**Exercise prompt**
Copy each line exactly.

● ● ●

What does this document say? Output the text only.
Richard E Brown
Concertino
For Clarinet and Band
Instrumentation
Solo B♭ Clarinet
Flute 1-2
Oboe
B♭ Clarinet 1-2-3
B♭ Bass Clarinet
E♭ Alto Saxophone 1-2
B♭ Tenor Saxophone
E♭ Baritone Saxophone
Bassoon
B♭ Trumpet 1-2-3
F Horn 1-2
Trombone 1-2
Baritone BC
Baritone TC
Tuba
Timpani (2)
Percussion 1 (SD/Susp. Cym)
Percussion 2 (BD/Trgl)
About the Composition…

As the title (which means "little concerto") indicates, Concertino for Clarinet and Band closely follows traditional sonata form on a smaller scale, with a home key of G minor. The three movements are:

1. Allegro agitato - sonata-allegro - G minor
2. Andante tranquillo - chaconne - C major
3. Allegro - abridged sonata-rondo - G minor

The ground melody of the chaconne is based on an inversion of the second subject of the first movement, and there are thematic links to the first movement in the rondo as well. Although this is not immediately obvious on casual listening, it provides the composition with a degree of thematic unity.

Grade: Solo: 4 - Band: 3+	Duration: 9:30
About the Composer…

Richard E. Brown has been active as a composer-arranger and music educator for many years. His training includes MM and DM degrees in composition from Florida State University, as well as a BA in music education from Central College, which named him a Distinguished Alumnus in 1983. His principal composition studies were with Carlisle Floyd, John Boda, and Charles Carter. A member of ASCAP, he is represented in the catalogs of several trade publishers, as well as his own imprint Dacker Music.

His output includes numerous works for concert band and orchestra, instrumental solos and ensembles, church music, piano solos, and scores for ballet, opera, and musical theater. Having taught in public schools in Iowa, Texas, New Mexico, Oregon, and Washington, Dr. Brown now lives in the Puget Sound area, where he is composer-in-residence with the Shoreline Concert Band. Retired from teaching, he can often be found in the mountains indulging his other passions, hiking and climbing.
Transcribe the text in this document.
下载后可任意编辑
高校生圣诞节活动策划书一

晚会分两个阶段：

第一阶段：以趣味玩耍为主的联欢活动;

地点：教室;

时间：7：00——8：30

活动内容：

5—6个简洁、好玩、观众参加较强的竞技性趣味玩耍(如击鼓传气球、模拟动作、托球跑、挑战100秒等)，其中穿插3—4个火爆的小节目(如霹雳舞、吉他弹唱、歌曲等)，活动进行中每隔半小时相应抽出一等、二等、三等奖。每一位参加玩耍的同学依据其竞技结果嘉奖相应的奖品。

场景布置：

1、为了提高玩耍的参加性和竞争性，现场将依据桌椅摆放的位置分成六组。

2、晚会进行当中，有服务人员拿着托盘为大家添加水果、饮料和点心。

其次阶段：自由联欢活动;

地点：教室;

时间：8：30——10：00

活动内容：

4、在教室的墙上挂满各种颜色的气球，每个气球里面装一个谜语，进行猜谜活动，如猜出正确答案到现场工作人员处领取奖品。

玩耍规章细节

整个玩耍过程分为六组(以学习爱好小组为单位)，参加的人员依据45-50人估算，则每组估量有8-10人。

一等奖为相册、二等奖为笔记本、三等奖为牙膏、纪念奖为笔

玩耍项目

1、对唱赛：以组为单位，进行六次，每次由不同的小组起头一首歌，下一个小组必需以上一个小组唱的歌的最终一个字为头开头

● ● ●

**Solved exercise**
What does this document say? Output the text only.
Richard E Brown
Concertino
For Clarinet and Band
Instrumentation
Solo B♭ Clarinet
Flute 1-2
Oboe
B♭ Clarinet 1-2-3
B♭ Bass Clarinet
E♭ Alto Saxophone 1-2
B♭ Tenor Saxophone
E♭ Baritone Saxophone
Bassoon
B♭ Trumpet 1-2-3
F Horn 1-2
Trombone 1-2
Baritone BC
Baritone TC
Tuba
Timpani (2)
Percussion 1 (SD/Susp. Cym)
Percussion 2 (BD/Trgl)
About the Composition…

As the title (which means "little concerto") indicates, Concertino for Clarinet and Band closely follows traditional sonata form on a smaller scale, with a home key of G minor. The three movements are:

1. Allegro agitato - sonata-allegro - G minor
2. Andante tranquillo - chaconne - C major
3. Allegro - abridged sonata-rondo - G minor

The ground melody of the chaconne is based on an inversion of the second subject of the first movement, and there are thematic links to the first movement in the rondo as well. Although this is not immediately obvious on casual listening, it provides the composition with a degree of thematic unity.

Grade: Solo: 4 - Band: 3+	Duration: 9:30
About the Composer…

Richard E. Brown has been active as a composer-arranger and music educator for many years. His training includes MM and DM degrees in composition from Florida State University, as well as a BA in music education from Central College, which named him a Distinguished Alumnus in 1983. His principal composition studies were with Carlisle Floyd, John Boda, and Charles Carter. A member of ASCAP, he is represented in the catalogs of several trade publishers, as well as his own imprint Dacker Music.

His output includes numerous works for concert band and orchestra, instrumental solos and ensembles, church music, piano solos, and scores for ballet, opera, and musical theater. Having taught in public schools in Iowa, Texas, New Mexico, Oregon, and Washington, Dr. Brown now lives in the Puget Sound area, where he is composer-in-residence with the Shoreline Concert Band. Retired from teaching, he can often be found in the mountains indulging his other passions, hiking and climbing.
Transcribe the text in this document.
下载后可任意编辑
高校生圣诞节活动策划书一

晚会分两个阶段：

第一阶段：以趣味玩耍为主的联欢活动;

地点：教室;

时间：7：00——8：30

活动内容：

5—6个简洁、好玩、观众参加较强的竞技性趣味玩耍(如击鼓传气球、模拟动作、托球跑、挑战100秒等)，其中穿插3—4个火爆的小节目(如霹雳舞、吉他弹唱、歌曲等)，活动进行中每隔半小时相应抽出一等、二等、三等奖。每一位参加玩耍的同学依据其竞技结果嘉奖相应的奖品。

场景布置：

1、为了提高玩耍的参加性和竞争性，现场将依据桌椅摆放的位置分成六组。

2、晚会进行当中，有服务人员拿着托盘为大家添加水果、饮料和点心。

其次阶段：自由联欢活动;

地点：教室;

时间：8：30——10：00

活动内容：

4、在教室的墙上挂满各种颜色的气球，每个气球里面装一个谜语，进行猜谜活动，如猜出正确答案到现场工作人员处领取奖品。

玩耍规章细节

整个玩耍过程分为六组(以学习爱好小组为单位)，参加的人员依据45-50人估算，则每组估量有8-10人。

一等奖为相册、二等奖为笔记本、三等奖为牙膏、纪念奖为笔

玩耍项目

1、对唱赛：以组为单位，进行六次，每次由不同的小组起头一首歌，下一个小组必需以上一个小组唱的歌的最终一个字为头开头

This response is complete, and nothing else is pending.